(SET TASK): Reproduce every line of the listing as written, apart from the pictures.

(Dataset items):
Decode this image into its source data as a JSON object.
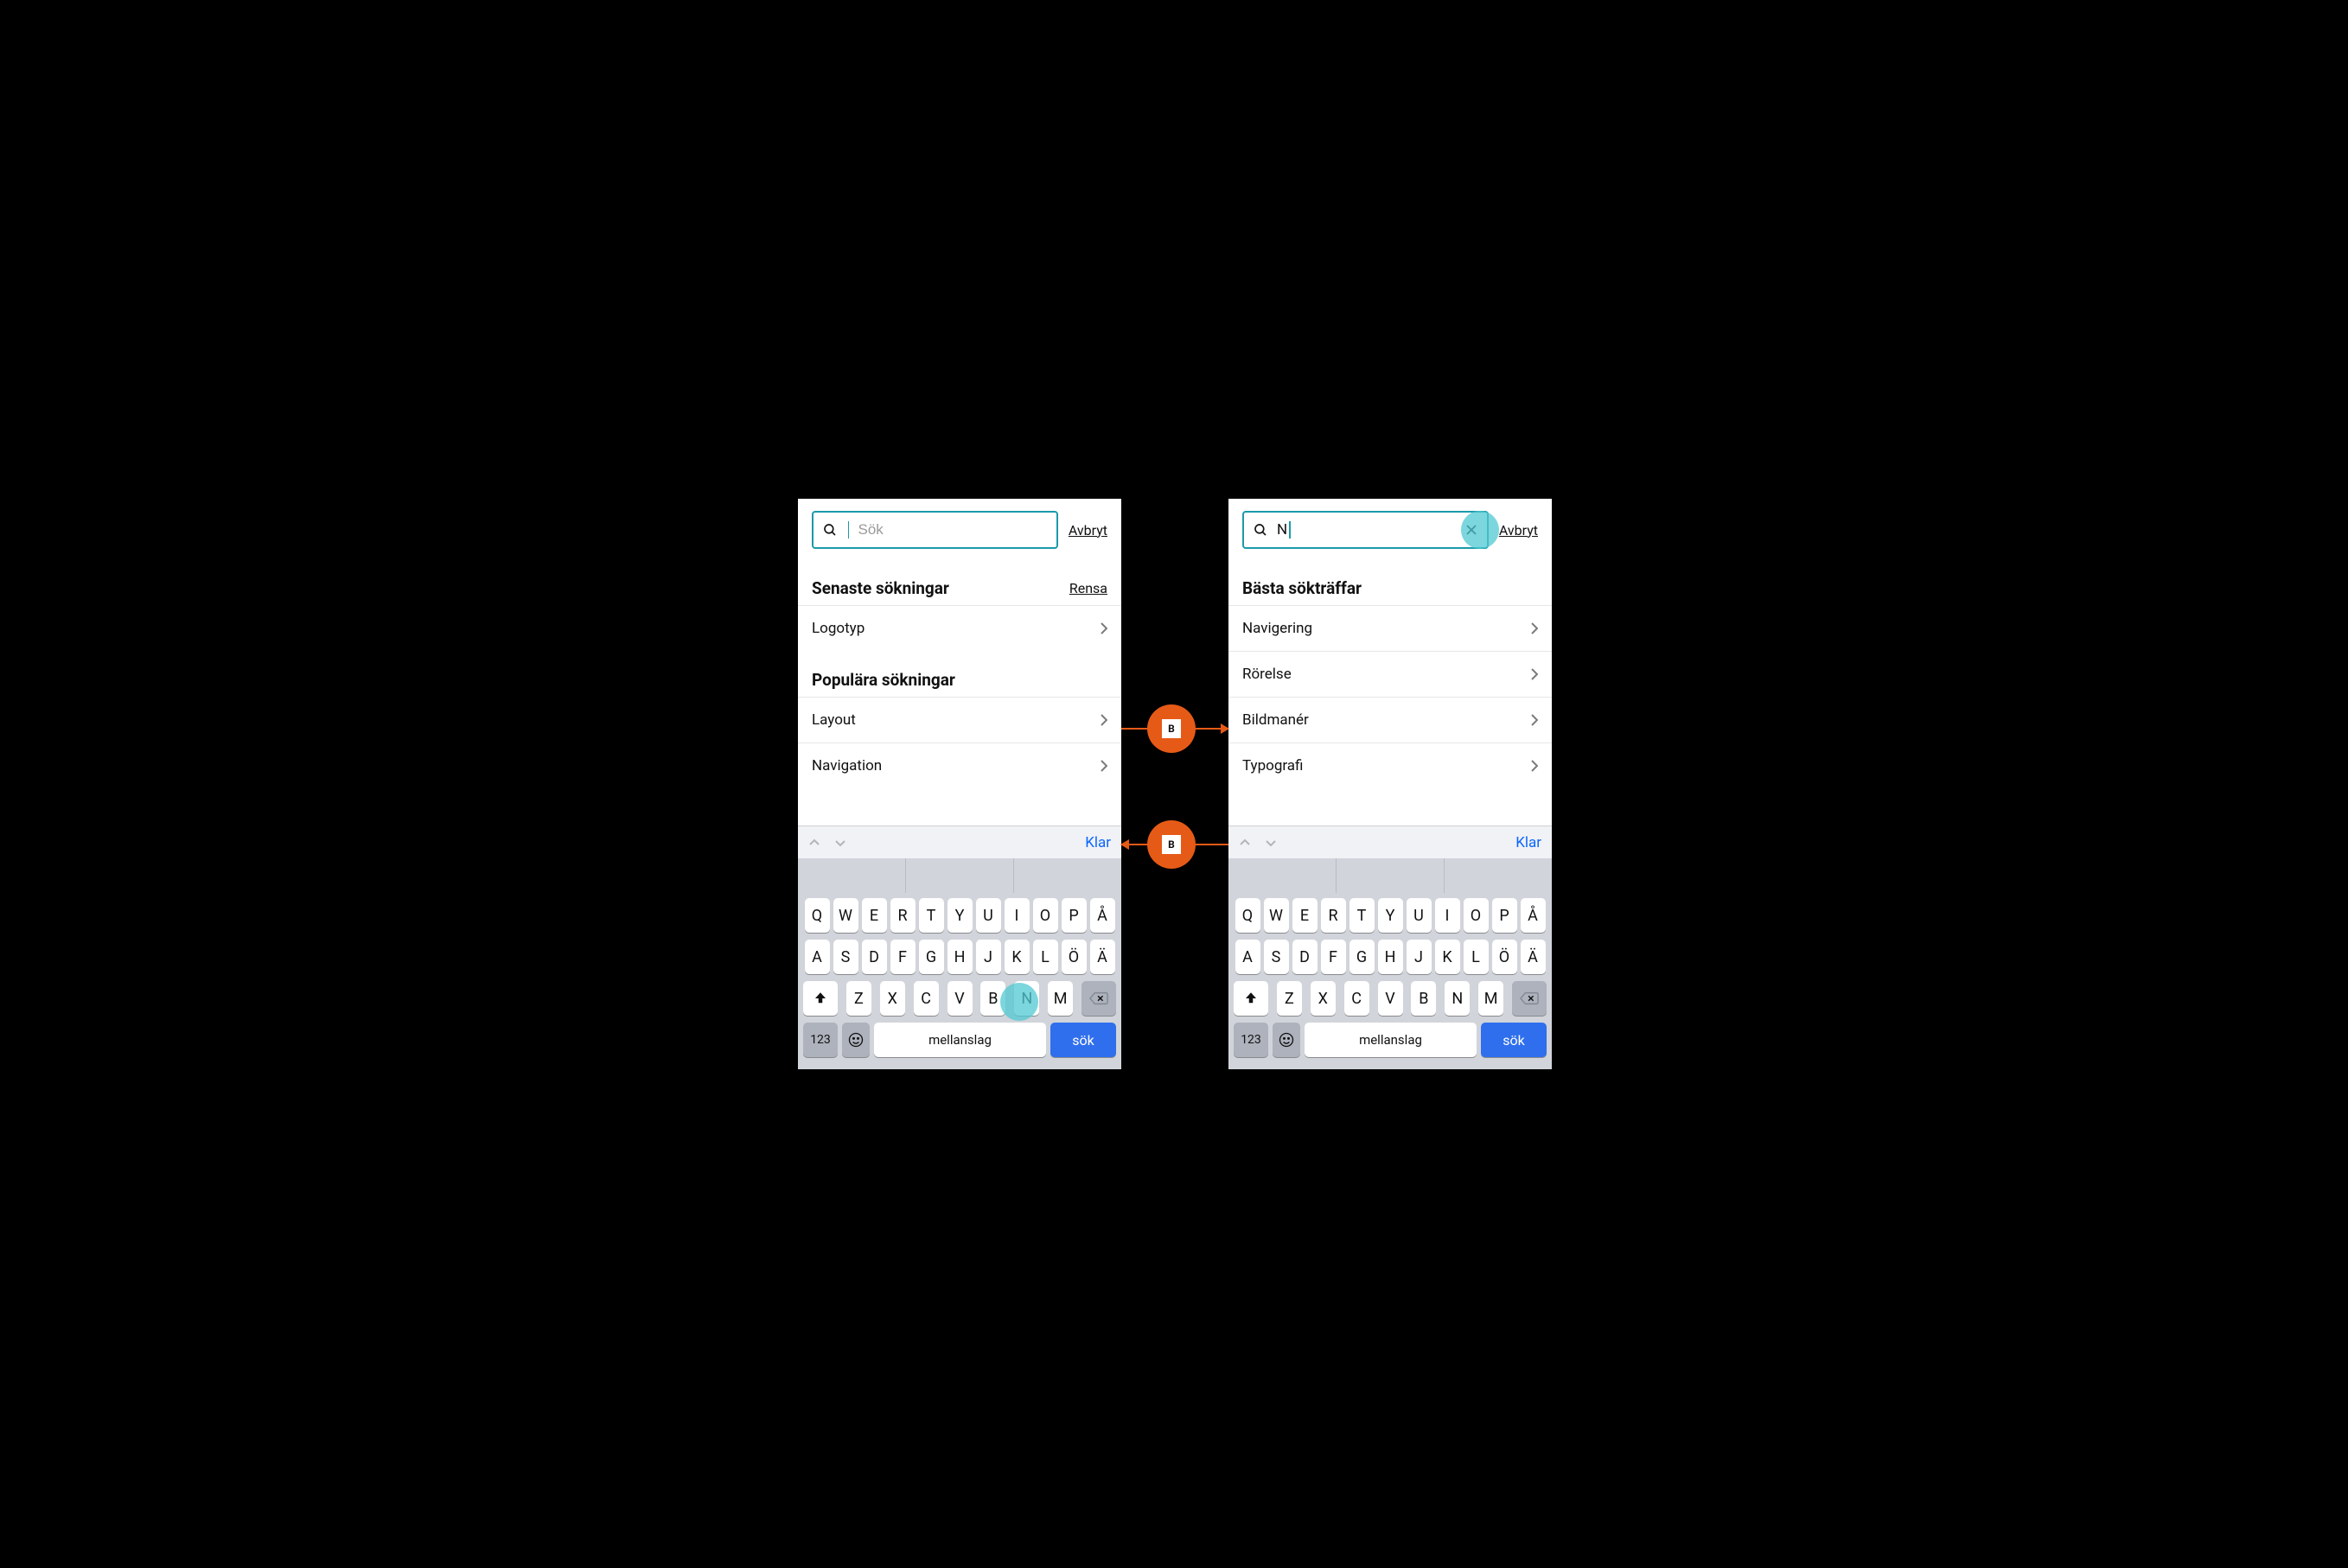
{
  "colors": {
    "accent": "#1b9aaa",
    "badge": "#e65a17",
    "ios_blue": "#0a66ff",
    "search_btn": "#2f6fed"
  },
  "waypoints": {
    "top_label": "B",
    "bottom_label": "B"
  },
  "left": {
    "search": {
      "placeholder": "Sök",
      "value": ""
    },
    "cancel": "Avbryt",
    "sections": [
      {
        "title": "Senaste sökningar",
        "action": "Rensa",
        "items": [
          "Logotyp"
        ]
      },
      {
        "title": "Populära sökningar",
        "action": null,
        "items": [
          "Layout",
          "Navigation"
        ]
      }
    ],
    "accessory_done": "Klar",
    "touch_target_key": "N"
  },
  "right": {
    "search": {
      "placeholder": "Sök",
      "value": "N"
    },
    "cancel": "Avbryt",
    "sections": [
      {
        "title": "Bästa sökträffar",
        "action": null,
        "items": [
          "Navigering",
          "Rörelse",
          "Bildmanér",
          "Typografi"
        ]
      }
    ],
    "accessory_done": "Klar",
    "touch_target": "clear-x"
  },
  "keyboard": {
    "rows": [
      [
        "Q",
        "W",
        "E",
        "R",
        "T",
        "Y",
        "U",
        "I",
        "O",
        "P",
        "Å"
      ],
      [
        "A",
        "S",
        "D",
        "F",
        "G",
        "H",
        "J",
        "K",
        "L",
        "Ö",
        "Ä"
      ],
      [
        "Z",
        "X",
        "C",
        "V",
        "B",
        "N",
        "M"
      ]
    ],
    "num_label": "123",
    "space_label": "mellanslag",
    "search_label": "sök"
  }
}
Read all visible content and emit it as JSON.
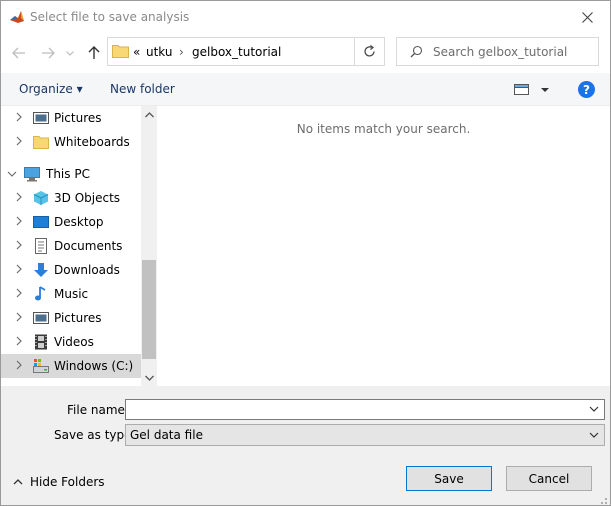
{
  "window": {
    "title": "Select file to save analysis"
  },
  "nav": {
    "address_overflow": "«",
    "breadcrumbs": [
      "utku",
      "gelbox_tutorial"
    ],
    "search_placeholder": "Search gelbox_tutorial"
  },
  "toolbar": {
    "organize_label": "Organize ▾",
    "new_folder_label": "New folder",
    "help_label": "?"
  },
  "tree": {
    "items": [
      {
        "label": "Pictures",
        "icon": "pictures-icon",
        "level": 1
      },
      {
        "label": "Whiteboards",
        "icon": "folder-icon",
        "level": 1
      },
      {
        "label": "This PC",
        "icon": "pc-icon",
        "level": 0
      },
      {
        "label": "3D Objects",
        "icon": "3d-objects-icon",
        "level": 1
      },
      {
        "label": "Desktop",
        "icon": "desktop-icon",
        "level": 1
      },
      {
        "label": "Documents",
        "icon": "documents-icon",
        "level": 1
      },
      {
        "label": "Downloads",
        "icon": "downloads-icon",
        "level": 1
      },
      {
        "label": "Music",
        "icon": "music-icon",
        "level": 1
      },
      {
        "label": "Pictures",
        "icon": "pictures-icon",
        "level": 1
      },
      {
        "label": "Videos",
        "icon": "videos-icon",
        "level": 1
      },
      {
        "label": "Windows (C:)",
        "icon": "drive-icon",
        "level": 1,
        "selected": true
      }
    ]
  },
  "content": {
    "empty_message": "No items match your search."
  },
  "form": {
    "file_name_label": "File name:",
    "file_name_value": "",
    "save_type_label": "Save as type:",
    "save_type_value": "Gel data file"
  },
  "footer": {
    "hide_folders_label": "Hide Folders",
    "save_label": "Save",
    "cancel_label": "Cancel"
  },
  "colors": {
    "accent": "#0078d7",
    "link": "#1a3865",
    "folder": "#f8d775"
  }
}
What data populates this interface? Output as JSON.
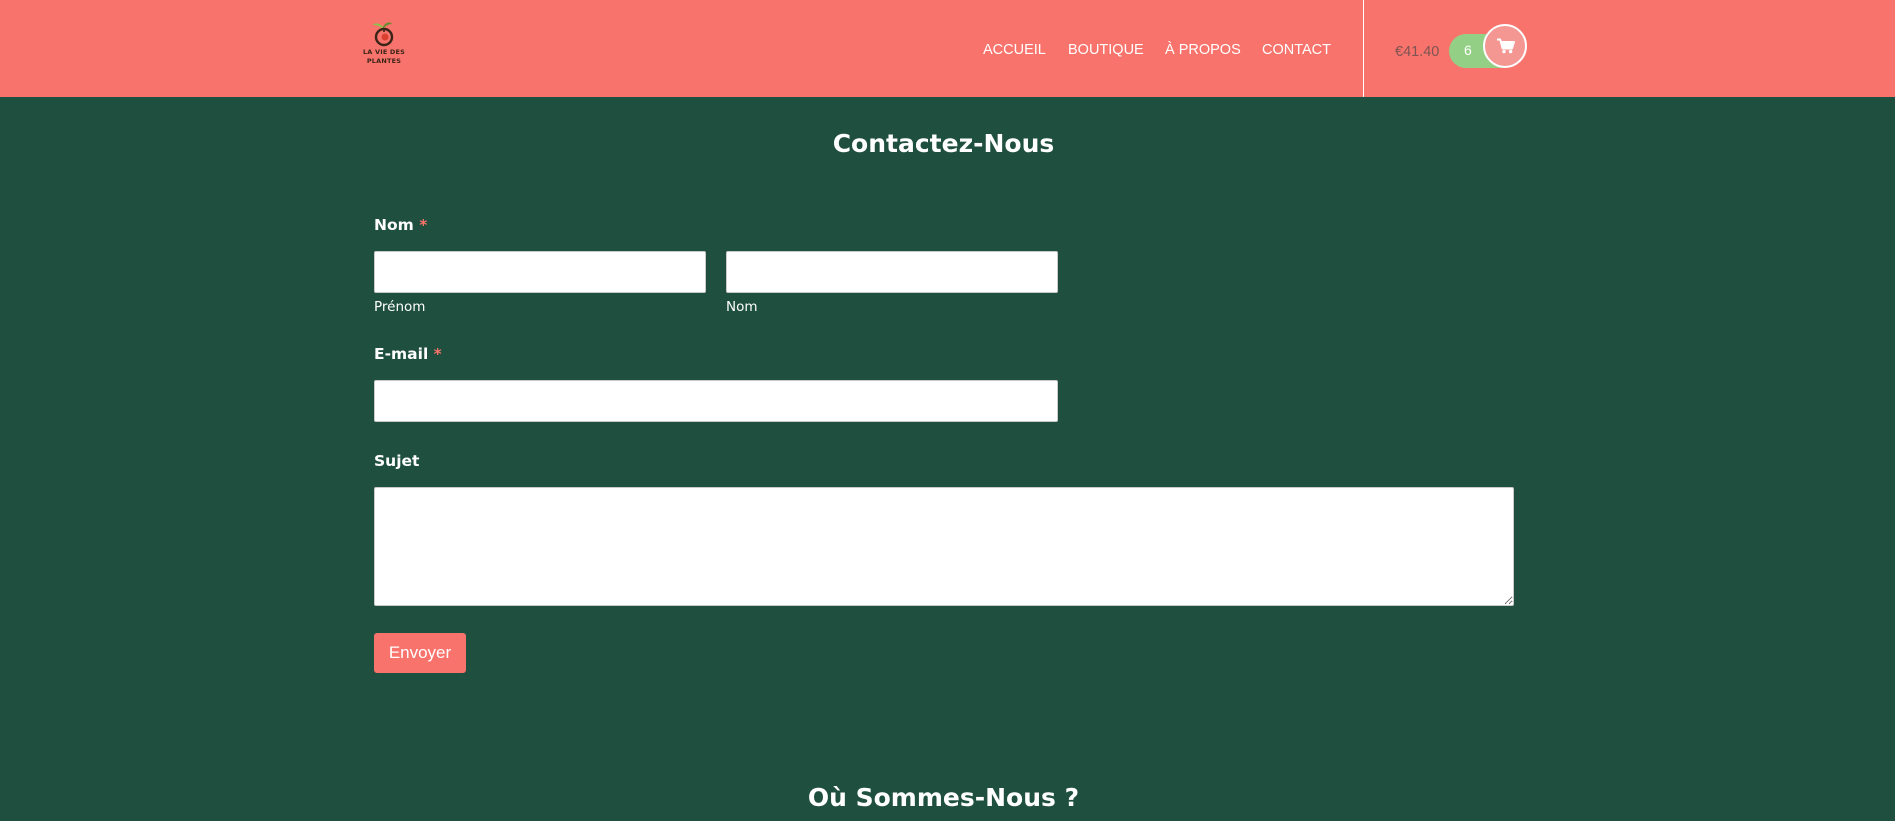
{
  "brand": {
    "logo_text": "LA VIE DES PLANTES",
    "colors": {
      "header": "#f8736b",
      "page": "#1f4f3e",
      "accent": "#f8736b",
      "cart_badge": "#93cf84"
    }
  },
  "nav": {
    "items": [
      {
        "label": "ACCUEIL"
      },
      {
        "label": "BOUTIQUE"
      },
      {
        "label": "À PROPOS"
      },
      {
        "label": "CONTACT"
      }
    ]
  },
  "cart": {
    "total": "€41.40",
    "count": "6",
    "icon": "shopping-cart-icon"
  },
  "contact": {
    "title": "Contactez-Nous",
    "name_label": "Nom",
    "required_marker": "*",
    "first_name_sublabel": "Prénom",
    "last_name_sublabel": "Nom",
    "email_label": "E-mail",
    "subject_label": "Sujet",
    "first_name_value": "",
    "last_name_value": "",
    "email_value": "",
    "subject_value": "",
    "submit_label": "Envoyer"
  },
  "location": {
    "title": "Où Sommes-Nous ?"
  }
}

(SOLUTION):
Decode this image into its source data as a JSON object.
{
  "colors": {
    "accent": "#1b9aaa",
    "badge": "#e65a17",
    "ios_blue": "#0a66ff",
    "search_btn": "#2f6fed"
  },
  "waypoints": {
    "top_label": "B",
    "bottom_label": "B"
  },
  "left": {
    "search": {
      "placeholder": "Sök",
      "value": ""
    },
    "cancel": "Avbryt",
    "sections": [
      {
        "title": "Senaste sökningar",
        "action": "Rensa",
        "items": [
          "Logotyp"
        ]
      },
      {
        "title": "Populära sökningar",
        "action": null,
        "items": [
          "Layout",
          "Navigation"
        ]
      }
    ],
    "accessory_done": "Klar",
    "touch_target_key": "N"
  },
  "right": {
    "search": {
      "placeholder": "Sök",
      "value": "N"
    },
    "cancel": "Avbryt",
    "sections": [
      {
        "title": "Bästa sökträffar",
        "action": null,
        "items": [
          "Navigering",
          "Rörelse",
          "Bildmanér",
          "Typografi"
        ]
      }
    ],
    "accessory_done": "Klar",
    "touch_target": "clear-x"
  },
  "keyboard": {
    "rows": [
      [
        "Q",
        "W",
        "E",
        "R",
        "T",
        "Y",
        "U",
        "I",
        "O",
        "P",
        "Å"
      ],
      [
        "A",
        "S",
        "D",
        "F",
        "G",
        "H",
        "J",
        "K",
        "L",
        "Ö",
        "Ä"
      ],
      [
        "Z",
        "X",
        "C",
        "V",
        "B",
        "N",
        "M"
      ]
    ],
    "num_label": "123",
    "space_label": "mellanslag",
    "search_label": "sök"
  }
}
Read all visible content and emit it as JSON.
{
  "window": {
    "title": "Select file to save analysis"
  },
  "nav": {
    "address_overflow": "«",
    "breadcrumbs": [
      "utku",
      "gelbox_tutorial"
    ],
    "search_placeholder": "Search gelbox_tutorial"
  },
  "toolbar": {
    "organize_label": "Organize ▾",
    "new_folder_label": "New folder",
    "help_label": "?"
  },
  "tree": {
    "items": [
      {
        "label": "Pictures",
        "icon": "pictures-icon",
        "level": 1
      },
      {
        "label": "Whiteboards",
        "icon": "folder-icon",
        "level": 1
      },
      {
        "label": "This PC",
        "icon": "pc-icon",
        "level": 0
      },
      {
        "label": "3D Objects",
        "icon": "3d-objects-icon",
        "level": 1
      },
      {
        "label": "Desktop",
        "icon": "desktop-icon",
        "level": 1
      },
      {
        "label": "Documents",
        "icon": "documents-icon",
        "level": 1
      },
      {
        "label": "Downloads",
        "icon": "downloads-icon",
        "level": 1
      },
      {
        "label": "Music",
        "icon": "music-icon",
        "level": 1
      },
      {
        "label": "Pictures",
        "icon": "pictures-icon",
        "level": 1
      },
      {
        "label": "Videos",
        "icon": "videos-icon",
        "level": 1
      },
      {
        "label": "Windows (C:)",
        "icon": "drive-icon",
        "level": 1,
        "selected": true
      }
    ]
  },
  "content": {
    "empty_message": "No items match your search."
  },
  "form": {
    "file_name_label": "File name:",
    "file_name_value": "",
    "save_type_label": "Save as type:",
    "save_type_value": "Gel data file"
  },
  "footer": {
    "hide_folders_label": "Hide Folders",
    "save_label": "Save",
    "cancel_label": "Cancel"
  },
  "colors": {
    "accent": "#0078d7",
    "link": "#1a3865",
    "folder": "#f8d775"
  }
}
What data populates this interface? Output as JSON.
{
  "brand": {
    "logo_text": "LA VIE DES PLANTES",
    "colors": {
      "header": "#f8736b",
      "page": "#1f4f3e",
      "accent": "#f8736b",
      "cart_badge": "#93cf84"
    }
  },
  "nav": {
    "items": [
      {
        "label": "ACCUEIL"
      },
      {
        "label": "BOUTIQUE"
      },
      {
        "label": "À PROPOS"
      },
      {
        "label": "CONTACT"
      }
    ]
  },
  "cart": {
    "total": "€41.40",
    "count": "6",
    "icon": "shopping-cart-icon"
  },
  "contact": {
    "title": "Contactez-Nous",
    "name_label": "Nom",
    "required_marker": "*",
    "first_name_sublabel": "Prénom",
    "last_name_sublabel": "Nom",
    "email_label": "E-mail",
    "subject_label": "Sujet",
    "first_name_value": "",
    "last_name_value": "",
    "email_value": "",
    "subject_value": "",
    "submit_label": "Envoyer"
  },
  "location": {
    "title": "Où Sommes-Nous ?"
  }
}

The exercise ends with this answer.